Rows from a figure dataset:
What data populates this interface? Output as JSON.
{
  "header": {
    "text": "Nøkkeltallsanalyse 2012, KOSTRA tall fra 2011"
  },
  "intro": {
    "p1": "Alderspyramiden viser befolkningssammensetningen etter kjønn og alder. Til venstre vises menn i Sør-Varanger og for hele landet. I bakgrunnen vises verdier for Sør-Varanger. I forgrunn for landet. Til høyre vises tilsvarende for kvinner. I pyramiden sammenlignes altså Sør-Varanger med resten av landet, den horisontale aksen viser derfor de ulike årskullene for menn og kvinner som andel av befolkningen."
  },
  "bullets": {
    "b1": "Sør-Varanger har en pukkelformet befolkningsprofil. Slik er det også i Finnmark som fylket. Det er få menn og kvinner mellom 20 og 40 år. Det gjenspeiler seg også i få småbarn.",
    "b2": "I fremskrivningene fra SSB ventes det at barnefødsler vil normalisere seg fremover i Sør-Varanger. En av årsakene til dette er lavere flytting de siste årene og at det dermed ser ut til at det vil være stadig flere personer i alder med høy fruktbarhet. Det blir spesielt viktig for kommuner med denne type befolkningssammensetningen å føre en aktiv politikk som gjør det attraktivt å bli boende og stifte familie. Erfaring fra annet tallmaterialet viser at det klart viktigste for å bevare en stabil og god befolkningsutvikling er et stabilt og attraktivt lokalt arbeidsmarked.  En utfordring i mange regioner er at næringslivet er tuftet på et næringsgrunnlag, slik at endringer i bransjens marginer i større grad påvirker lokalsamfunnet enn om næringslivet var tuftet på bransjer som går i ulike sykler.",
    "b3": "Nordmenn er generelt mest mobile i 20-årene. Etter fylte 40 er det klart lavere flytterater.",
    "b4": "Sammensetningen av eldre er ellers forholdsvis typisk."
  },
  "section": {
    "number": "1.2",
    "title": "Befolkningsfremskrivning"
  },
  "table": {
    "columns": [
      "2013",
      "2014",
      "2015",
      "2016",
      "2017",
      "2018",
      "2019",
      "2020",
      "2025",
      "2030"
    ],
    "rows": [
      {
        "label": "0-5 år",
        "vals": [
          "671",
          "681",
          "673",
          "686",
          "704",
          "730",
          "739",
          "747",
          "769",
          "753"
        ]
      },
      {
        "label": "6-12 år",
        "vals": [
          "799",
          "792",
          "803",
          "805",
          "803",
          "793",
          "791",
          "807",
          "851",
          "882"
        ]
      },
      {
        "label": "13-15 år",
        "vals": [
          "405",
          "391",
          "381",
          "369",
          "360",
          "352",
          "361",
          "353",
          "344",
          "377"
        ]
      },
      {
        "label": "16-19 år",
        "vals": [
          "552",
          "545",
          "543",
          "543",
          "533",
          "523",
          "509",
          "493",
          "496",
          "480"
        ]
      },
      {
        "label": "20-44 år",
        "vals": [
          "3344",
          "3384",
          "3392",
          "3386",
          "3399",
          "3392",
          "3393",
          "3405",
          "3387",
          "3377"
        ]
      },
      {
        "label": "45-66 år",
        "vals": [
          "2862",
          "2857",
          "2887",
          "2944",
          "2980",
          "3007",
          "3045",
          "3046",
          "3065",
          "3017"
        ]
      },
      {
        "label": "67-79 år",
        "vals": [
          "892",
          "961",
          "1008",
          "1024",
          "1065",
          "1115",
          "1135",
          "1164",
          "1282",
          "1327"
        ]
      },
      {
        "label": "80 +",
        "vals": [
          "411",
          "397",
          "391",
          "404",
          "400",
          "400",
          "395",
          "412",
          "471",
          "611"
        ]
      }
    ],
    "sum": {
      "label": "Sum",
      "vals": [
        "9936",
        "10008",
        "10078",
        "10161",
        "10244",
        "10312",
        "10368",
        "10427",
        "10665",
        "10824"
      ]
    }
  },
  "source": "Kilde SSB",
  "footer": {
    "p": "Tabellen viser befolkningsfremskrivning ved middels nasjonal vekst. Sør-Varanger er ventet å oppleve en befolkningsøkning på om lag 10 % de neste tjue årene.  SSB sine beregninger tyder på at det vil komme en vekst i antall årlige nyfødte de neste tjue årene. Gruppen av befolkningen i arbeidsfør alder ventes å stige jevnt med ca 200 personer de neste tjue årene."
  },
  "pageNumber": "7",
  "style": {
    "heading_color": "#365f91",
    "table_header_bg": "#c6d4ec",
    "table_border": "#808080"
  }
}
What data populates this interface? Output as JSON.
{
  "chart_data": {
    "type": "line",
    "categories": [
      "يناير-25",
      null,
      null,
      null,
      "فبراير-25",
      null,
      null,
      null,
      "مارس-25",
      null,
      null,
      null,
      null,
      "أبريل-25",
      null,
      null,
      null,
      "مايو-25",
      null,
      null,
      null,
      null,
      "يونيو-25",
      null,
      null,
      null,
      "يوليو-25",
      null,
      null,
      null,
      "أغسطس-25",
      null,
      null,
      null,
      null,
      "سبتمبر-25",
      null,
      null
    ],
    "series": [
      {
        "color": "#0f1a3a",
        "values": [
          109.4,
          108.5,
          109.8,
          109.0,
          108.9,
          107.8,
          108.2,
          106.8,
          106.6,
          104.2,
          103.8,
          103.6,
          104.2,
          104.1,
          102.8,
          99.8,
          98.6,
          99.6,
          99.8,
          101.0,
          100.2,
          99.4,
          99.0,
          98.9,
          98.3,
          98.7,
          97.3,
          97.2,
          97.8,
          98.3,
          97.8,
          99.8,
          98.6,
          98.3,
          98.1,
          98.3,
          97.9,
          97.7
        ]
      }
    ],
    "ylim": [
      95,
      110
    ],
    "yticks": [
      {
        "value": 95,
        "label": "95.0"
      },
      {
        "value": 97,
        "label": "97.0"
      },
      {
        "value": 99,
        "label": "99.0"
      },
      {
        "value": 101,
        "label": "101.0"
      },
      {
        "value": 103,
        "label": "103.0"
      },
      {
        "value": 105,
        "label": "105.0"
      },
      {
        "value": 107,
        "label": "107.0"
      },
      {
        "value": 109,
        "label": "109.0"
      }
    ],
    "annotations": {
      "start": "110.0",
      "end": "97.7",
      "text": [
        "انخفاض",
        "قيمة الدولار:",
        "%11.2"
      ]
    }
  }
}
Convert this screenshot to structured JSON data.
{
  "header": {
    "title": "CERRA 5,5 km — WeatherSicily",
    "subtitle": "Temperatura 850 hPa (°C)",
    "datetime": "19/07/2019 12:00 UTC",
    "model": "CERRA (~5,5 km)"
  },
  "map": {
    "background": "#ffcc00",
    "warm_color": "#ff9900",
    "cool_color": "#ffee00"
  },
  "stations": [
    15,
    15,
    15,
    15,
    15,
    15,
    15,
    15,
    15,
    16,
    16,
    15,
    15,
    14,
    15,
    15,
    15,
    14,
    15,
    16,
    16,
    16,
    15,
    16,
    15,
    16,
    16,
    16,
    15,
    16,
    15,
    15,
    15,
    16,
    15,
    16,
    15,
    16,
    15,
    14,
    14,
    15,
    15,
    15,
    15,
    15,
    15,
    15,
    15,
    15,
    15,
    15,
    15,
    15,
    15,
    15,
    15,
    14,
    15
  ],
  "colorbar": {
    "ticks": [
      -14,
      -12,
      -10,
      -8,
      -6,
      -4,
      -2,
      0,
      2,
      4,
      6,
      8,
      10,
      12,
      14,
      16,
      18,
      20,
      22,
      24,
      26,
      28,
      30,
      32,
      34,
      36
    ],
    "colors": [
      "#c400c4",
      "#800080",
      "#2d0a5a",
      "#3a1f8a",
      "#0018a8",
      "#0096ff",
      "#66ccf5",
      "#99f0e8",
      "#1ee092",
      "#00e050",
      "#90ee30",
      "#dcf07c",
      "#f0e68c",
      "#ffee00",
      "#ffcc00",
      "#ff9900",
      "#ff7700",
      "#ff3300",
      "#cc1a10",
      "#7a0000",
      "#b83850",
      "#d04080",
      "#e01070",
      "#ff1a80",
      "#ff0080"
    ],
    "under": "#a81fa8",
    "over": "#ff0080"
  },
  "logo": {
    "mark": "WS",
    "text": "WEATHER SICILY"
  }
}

- [The problem]
Each line in the listing above that contains "kvinner" should be copied.

- [Final result]
    "p1": "Alderspyramiden viser befolkningssammensetningen etter kjønn og alder. Til venstre vises menn i Sør-Varanger og for hele landet. I bakgrunnen vises verdier for Sør-Varanger. I forgrunn for landet. Til høyre vises tilsvarende for kvinner. I pyramiden sammenlignes altså Sør-Varanger med resten av landet, den horisontale aksen viser derfor de ulike årskullene for menn og kvinner som andel av befolkningen."
    "b1": "Sør-Varanger har en pukkelformet befolkningsprofil. Slik er det også i Finnmark som fylket. Det er få menn og kvinner mellom 20 og 40 år. Det gjenspeiler seg også i få småbarn.",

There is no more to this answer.